### EXERCISE TASK:
Scan the data beneath this task and copy each line that includes "System".

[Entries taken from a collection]
-----

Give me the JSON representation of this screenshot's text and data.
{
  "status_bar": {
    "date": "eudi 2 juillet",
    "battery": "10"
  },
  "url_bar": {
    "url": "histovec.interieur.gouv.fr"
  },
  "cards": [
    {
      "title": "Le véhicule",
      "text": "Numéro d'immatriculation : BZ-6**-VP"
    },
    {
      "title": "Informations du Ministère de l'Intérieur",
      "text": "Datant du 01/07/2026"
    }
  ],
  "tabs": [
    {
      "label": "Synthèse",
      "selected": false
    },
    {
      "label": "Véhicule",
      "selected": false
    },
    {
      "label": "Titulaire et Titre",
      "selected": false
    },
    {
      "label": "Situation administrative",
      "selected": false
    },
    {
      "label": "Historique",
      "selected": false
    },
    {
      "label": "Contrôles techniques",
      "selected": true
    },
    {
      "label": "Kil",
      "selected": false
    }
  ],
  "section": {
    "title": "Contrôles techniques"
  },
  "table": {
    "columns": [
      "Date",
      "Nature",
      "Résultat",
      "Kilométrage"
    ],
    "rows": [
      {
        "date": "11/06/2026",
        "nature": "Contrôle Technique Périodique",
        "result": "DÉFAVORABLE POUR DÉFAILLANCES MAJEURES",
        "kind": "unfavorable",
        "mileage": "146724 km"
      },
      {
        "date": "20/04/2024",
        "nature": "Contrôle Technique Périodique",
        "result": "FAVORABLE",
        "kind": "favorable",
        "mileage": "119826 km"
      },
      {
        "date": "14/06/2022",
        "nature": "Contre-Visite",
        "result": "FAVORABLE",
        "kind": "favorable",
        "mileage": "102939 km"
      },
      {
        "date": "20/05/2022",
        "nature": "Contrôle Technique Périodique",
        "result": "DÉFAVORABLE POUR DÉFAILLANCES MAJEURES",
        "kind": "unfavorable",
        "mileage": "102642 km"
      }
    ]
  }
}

-----

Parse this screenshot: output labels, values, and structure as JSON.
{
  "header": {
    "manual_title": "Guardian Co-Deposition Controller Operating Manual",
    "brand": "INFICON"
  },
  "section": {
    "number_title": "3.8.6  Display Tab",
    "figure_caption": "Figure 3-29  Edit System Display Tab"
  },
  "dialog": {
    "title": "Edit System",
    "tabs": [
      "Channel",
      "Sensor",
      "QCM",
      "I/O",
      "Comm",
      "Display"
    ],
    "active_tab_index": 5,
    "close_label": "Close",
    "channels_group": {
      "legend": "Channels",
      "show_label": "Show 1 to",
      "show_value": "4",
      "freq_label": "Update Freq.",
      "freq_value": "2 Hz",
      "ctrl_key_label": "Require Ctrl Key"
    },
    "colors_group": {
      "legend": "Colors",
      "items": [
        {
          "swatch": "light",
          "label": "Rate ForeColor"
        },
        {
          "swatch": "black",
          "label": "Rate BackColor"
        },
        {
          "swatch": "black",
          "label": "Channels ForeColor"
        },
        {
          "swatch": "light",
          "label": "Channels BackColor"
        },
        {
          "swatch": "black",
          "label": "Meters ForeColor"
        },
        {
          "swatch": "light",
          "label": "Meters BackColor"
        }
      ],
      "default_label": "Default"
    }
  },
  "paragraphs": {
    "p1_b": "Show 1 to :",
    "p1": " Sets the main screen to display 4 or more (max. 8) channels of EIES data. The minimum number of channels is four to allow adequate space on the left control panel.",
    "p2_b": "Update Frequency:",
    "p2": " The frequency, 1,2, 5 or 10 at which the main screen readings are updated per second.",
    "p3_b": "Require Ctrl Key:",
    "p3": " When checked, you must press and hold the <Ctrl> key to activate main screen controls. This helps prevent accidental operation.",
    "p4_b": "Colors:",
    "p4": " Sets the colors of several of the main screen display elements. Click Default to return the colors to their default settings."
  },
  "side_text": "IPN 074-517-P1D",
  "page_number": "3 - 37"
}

-----

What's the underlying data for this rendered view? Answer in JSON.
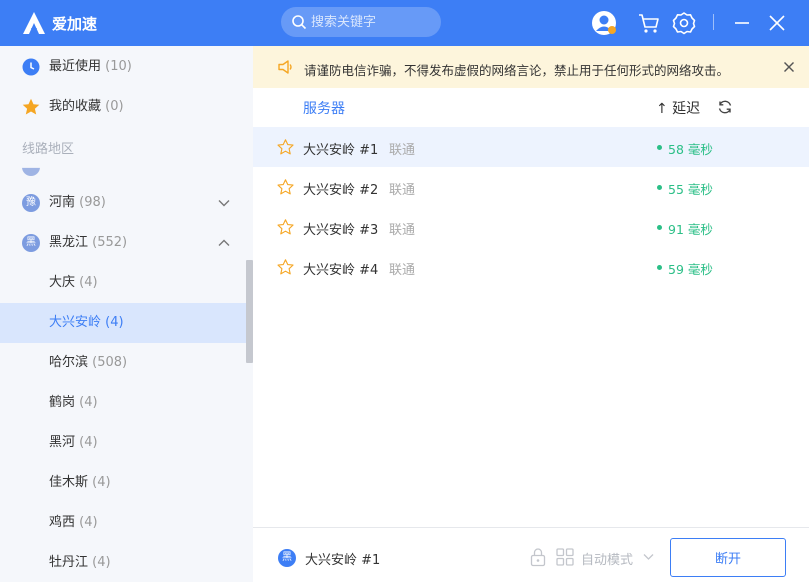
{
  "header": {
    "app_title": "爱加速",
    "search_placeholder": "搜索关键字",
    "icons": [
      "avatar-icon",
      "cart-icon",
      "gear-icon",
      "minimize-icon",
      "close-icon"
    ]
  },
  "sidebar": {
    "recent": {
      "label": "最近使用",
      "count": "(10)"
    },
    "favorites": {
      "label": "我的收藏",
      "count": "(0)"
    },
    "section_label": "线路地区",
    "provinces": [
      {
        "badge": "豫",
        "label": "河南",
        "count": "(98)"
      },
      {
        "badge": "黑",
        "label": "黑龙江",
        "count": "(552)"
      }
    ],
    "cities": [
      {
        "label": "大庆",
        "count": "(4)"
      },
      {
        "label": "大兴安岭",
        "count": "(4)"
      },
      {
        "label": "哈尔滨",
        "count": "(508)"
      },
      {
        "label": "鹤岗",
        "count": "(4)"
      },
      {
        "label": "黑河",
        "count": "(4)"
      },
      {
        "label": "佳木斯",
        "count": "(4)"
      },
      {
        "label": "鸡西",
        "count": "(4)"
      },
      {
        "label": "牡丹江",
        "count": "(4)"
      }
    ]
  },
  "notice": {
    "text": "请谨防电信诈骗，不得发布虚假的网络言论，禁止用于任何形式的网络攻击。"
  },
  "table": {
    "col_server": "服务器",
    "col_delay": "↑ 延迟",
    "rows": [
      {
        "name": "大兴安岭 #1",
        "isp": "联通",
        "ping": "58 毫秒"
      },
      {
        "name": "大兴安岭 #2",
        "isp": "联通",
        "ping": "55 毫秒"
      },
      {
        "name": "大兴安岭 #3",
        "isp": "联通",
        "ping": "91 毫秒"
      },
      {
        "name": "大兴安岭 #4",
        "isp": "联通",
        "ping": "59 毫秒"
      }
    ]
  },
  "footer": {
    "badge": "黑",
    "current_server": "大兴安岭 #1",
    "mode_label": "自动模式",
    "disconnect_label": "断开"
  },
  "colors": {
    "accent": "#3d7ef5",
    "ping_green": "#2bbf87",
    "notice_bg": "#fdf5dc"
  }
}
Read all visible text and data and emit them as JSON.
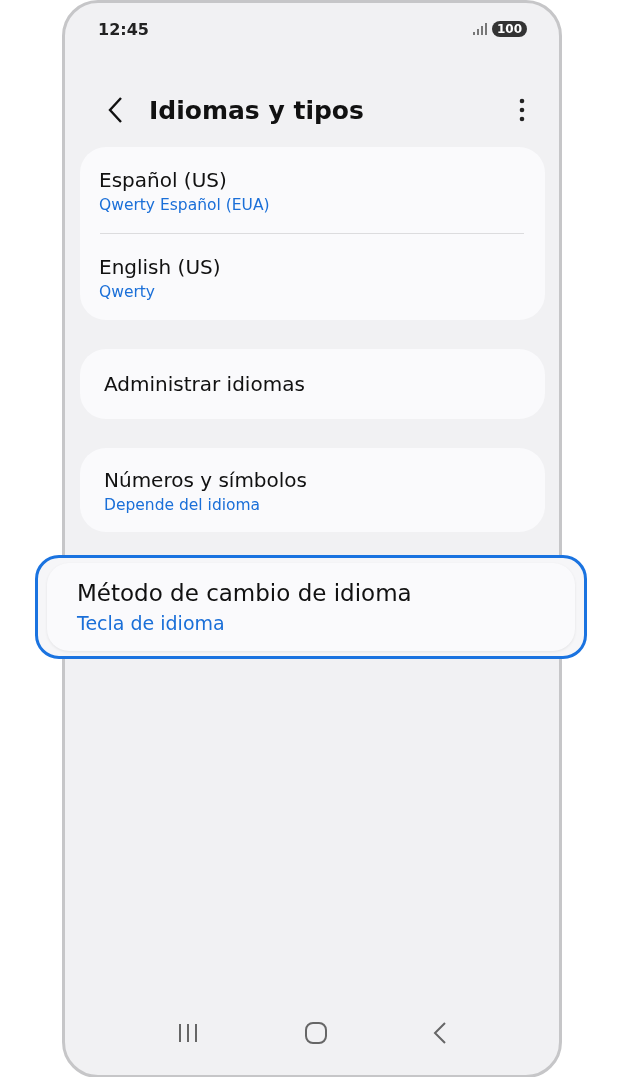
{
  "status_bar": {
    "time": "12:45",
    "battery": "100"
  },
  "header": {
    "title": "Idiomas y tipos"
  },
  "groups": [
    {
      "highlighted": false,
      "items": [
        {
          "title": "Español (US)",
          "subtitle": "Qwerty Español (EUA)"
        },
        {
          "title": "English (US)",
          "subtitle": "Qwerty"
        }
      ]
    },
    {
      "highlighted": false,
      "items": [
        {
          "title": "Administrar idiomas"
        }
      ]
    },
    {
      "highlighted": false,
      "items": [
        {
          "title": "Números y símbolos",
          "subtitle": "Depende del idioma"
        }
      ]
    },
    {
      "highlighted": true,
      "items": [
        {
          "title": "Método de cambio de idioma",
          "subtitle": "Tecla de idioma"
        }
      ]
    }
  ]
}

-----

### TASK OUTPUT:
    "figure_caption": "Figure 3-29  Edit System Display Tab"
    "title": "Edit System",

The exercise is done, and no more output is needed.